From the listing below, extract each line containing the string "杨某某自认其系师某某的前女友".

|---|

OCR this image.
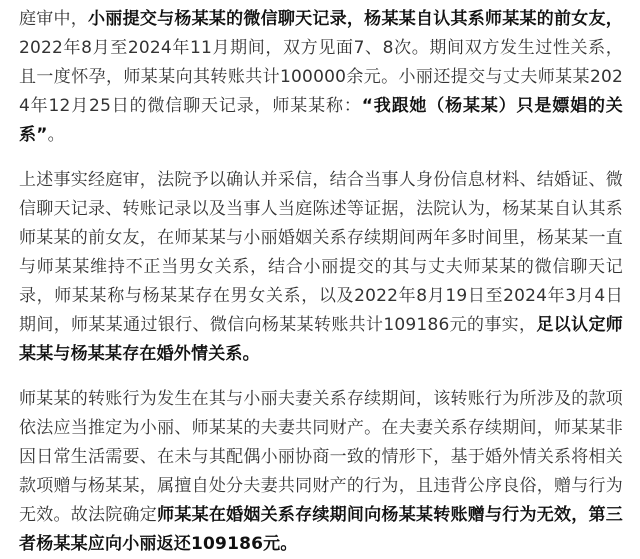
庭审中，小丽提交与杨某某的微信聊天记录，杨某某自认其系师某某的前女友，2022年8月至2024年11月期间，双方见面7、8次。期间双方发生过性关系，且一度怀孕，师某某向其转账共计100000余元。小丽还提交与丈夫师某某2024年12月25日的微信聊天记录，师某某称：“我跟她（杨某某）只是嫖娼的关系”。

上述事实经庭审，法院予以确认并采信，结合当事人身份信息材料、结婚证、微信聊天记录、转账记录以及当事人当庭陈述等证据，法院认为，杨某某自认其系师某某的前女友，在师某某与小丽婚姻关系存续期间两年多时间里，杨某某一直与师某某维持不正当男女关系，结合小丽提交的其与丈夫师某某的微信聊天记录，师某某称与杨某某存在男女关系，以及2022年8月19日至2024年3月4日期间，师某某通过银行、微信向杨某某转账共计109186元的事实，足以认定师某某与杨某某存在婚外情关系。

师某某的转账行为发生在其与小丽夫妻关系存续期间，该转账行为所涉及的款项依法应当推定为小丽、师某某的夫妻共同财产。在夫妻关系存续期间，师某某非因日常生活需要、在未与其配偶小丽协商一致的情形下，基于婚外情关系将相关款项赠与杨某某，属擅自处分夫妻共同财产的行为，且违背公序良俗，赠与行为无效。故法院确定师某某在婚姻关系存续期间向杨某某转账赠与行为无效，第三者杨某某应向小丽返还109186元。
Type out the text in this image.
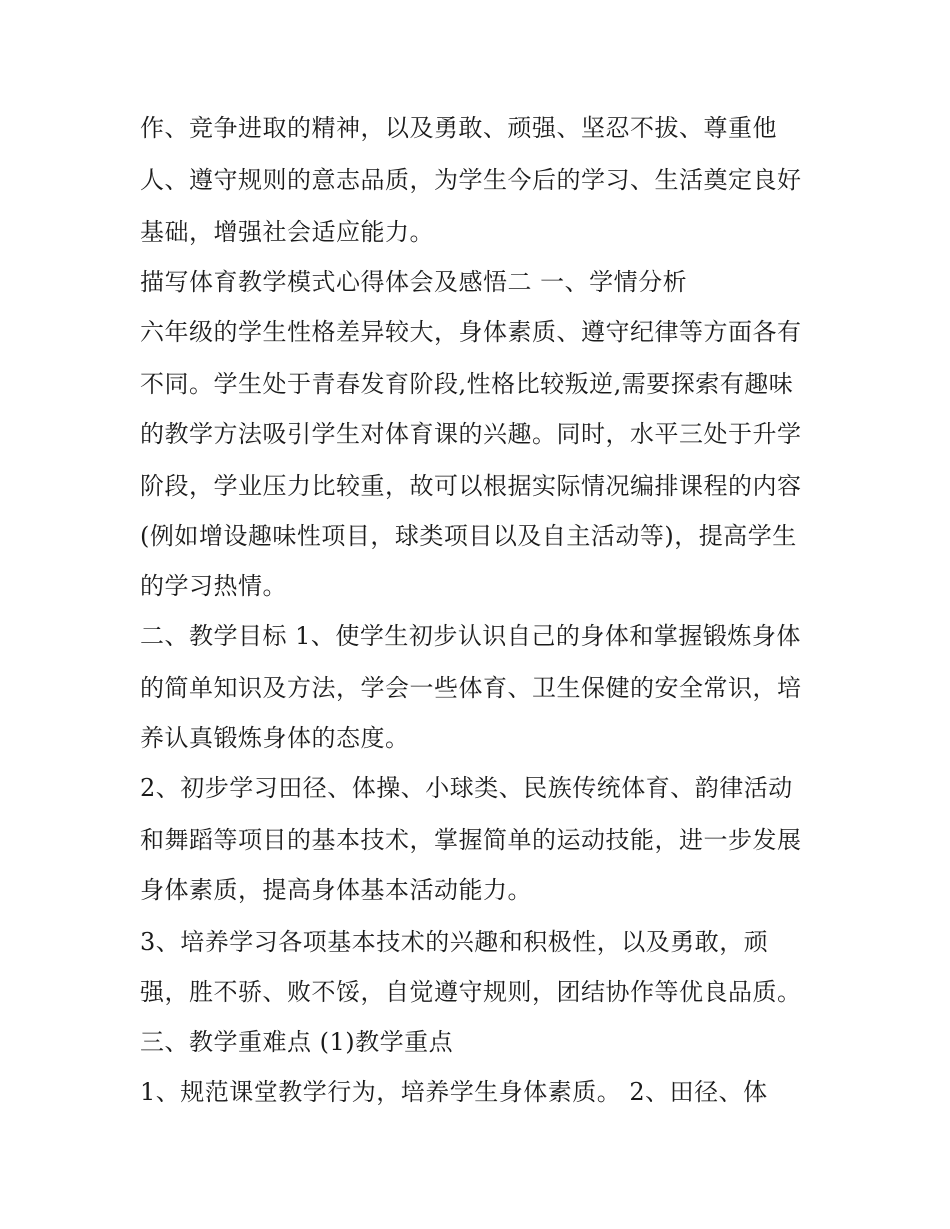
作、竞争进取的精神，以及勇敢、顽强、坚忍不拔、尊重他
人、遵守规则的意志品质，为学生今后的学习、生活奠定良好
基础，增强社会适应能力。
描写体育教学模式心得体会及感悟二 一、学情分析
六年级的学生性格差异较大，身体素质、遵守纪律等方面各有
不同。学生处于青春发育阶段,性格比较叛逆,需要探索有趣味
的教学方法吸引学生对体育课的兴趣。同时，水平三处于升学
阶段，学业压力比较重，故可以根据实际情况编排课程的内容
(例如增设趣味性项目，球类项目以及自主活动等)，提高学生
的学习热情。
二、教学目标 1、使学生初步认识自己的身体和掌握锻炼身体
的简单知识及方法，学会一些体育、卫生保健的安全常识，培
养认真锻炼身体的态度。
2、初步学习田径、体操、小球类、民族传统体育、韵律活动
和舞蹈等项目的基本技术，掌握简单的运动技能，进一步发展
身体素质，提高身体基本活动能力。
3、培养学习各项基本技术的兴趣和积极性，以及勇敢，顽
强，胜不骄、败不馁，自觉遵守规则，团结协作等优良品质。
三、教学重难点 (1)教学重点
1、规范课堂教学行为，培养学生身体素质。 2、田径、体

|---|

ANSWER TO THIS TASK>
庭审中，小丽提交与杨某某的微信聊天记录，杨某某自认其系师某某的前女友，2022年8月至2024年11月期间，双方见面7、8次。期间双方发生过性关系，且一度怀孕，师某某向其转账共计100000余元。小丽还提交与丈夫师某某2024年12月25日的微信聊天记录，师某某称：“我跟她（杨某某）只是嫖娼的关系”。
上述事实经庭审，法院予以确认并采信，结合当事人身份信息材料、结婚证、微信聊天记录、转账记录以及当事人当庭陈述等证据，法院认为，杨某某自认其系师某某的前女友，在师某某与小丽婚姻关系存续期间两年多时间里，杨某某一直与师某某维持不正当男女关系，结合小丽提交的其与丈夫师某某的微信聊天记录，师某某称与杨某某存在男女关系，以及2022年8月19日至2024年3月4日期间，师某某通过银行、微信向杨某某转账共计109186元的事实，足以认定师某某与杨某某存在婚外情关系。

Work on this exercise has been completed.